_Objective:_ Transcribe the material word for word, but without the images.

## begin Given information

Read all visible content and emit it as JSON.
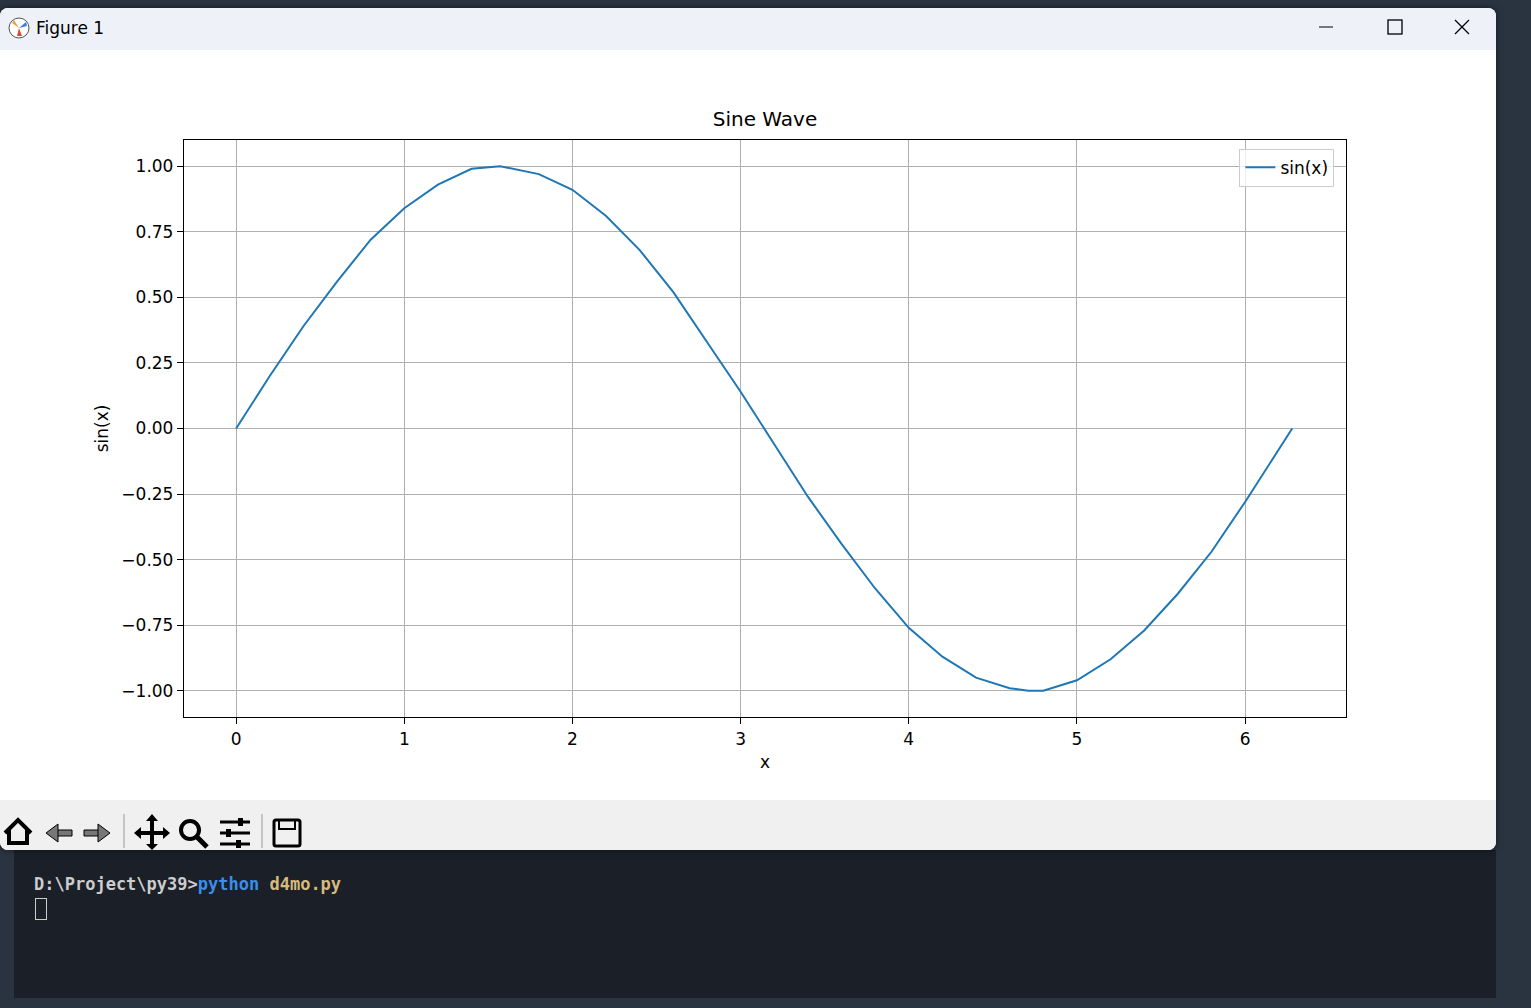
{
  "window": {
    "title": "Figure 1"
  },
  "terminal": {
    "prompt": "D:\\Project\\py39>",
    "command": "python",
    "argument": "d4mo.py"
  },
  "chart_data": {
    "type": "line",
    "title": "Sine Wave",
    "x_label": "x",
    "y_label": "sin(x)",
    "x": [
      0,
      0.2,
      0.4,
      0.6,
      0.8,
      1.0,
      1.2,
      1.4,
      1.57,
      1.8,
      2.0,
      2.2,
      2.4,
      2.6,
      2.8,
      3.0,
      3.2,
      3.4,
      3.6,
      3.8,
      4.0,
      4.2,
      4.4,
      4.6,
      4.71,
      4.8,
      5.0,
      5.2,
      5.4,
      5.6,
      5.8,
      6.0,
      6.2,
      6.28
    ],
    "series": [
      {
        "name": "sin(x)",
        "color": "#1f77b4",
        "values": [
          0,
          0.2,
          0.39,
          0.56,
          0.72,
          0.84,
          0.93,
          0.99,
          1.0,
          0.97,
          0.91,
          0.81,
          0.68,
          0.52,
          0.33,
          0.14,
          -0.06,
          -0.26,
          -0.44,
          -0.61,
          -0.76,
          -0.87,
          -0.95,
          -0.99,
          -1.0,
          -1.0,
          -0.96,
          -0.88,
          -0.77,
          -0.63,
          -0.47,
          -0.28,
          -0.08,
          0.0
        ]
      }
    ],
    "xlim": [
      -0.31,
      6.6
    ],
    "ylim": [
      -1.1,
      1.1
    ],
    "xticks": [
      0,
      1,
      2,
      3,
      4,
      5,
      6
    ],
    "yticks": [
      {
        "value": -1,
        "label": "−1.00"
      },
      {
        "value": -0.75,
        "label": "−0.75"
      },
      {
        "value": -0.5,
        "label": "−0.50"
      },
      {
        "value": -0.25,
        "label": "−0.25"
      },
      {
        "value": 0,
        "label": "0.00"
      },
      {
        "value": 0.25,
        "label": "0.25"
      },
      {
        "value": 0.5,
        "label": "0.50"
      },
      {
        "value": 0.75,
        "label": "0.75"
      },
      {
        "value": 1,
        "label": "1.00"
      }
    ],
    "grid": true,
    "legend": "upper right"
  }
}
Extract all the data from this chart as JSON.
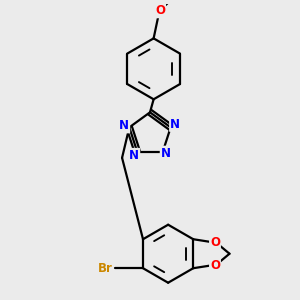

## end Given information

_Task output:_
Read all visible content and emit it as JSON.
{
  "window": {
    "title": "Figure 1"
  },
  "terminal": {
    "prompt": "D:\\Project\\py39>",
    "command": "python",
    "argument": "d4mo.py"
  },
  "chart_data": {
    "type": "line",
    "title": "Sine Wave",
    "x_label": "x",
    "y_label": "sin(x)",
    "x": [
      0,
      0.2,
      0.4,
      0.6,
      0.8,
      1.0,
      1.2,
      1.4,
      1.57,
      1.8,
      2.0,
      2.2,
      2.4,
      2.6,
      2.8,
      3.0,
      3.2,
      3.4,
      3.6,
      3.8,
      4.0,
      4.2,
      4.4,
      4.6,
      4.71,
      4.8,
      5.0,
      5.2,
      5.4,
      5.6,
      5.8,
      6.0,
      6.2,
      6.28
    ],
    "series": [
      {
        "name": "sin(x)",
        "color": "#1f77b4",
        "values": [
          0,
          0.2,
          0.39,
          0.56,
          0.72,
          0.84,
          0.93,
          0.99,
          1.0,
          0.97,
          0.91,
          0.81,
          0.68,
          0.52,
          0.33,
          0.14,
          -0.06,
          -0.26,
          -0.44,
          -0.61,
          -0.76,
          -0.87,
          -0.95,
          -0.99,
          -1.0,
          -1.0,
          -0.96,
          -0.88,
          -0.77,
          -0.63,
          -0.47,
          -0.28,
          -0.08,
          0.0
        ]
      }
    ],
    "xlim": [
      -0.31,
      6.6
    ],
    "ylim": [
      -1.1,
      1.1
    ],
    "xticks": [
      0,
      1,
      2,
      3,
      4,
      5,
      6
    ],
    "yticks": [
      {
        "value": -1,
        "label": "−1.00"
      },
      {
        "value": -0.75,
        "label": "−0.75"
      },
      {
        "value": -0.5,
        "label": "−0.50"
      },
      {
        "value": -0.25,
        "label": "−0.25"
      },
      {
        "value": 0,
        "label": "0.00"
      },
      {
        "value": 0.25,
        "label": "0.25"
      },
      {
        "value": 0.5,
        "label": "0.50"
      },
      {
        "value": 0.75,
        "label": "0.75"
      },
      {
        "value": 1,
        "label": "1.00"
      }
    ],
    "grid": true,
    "legend": "upper right"
  }
}
Extract all the data from this chart as JSON.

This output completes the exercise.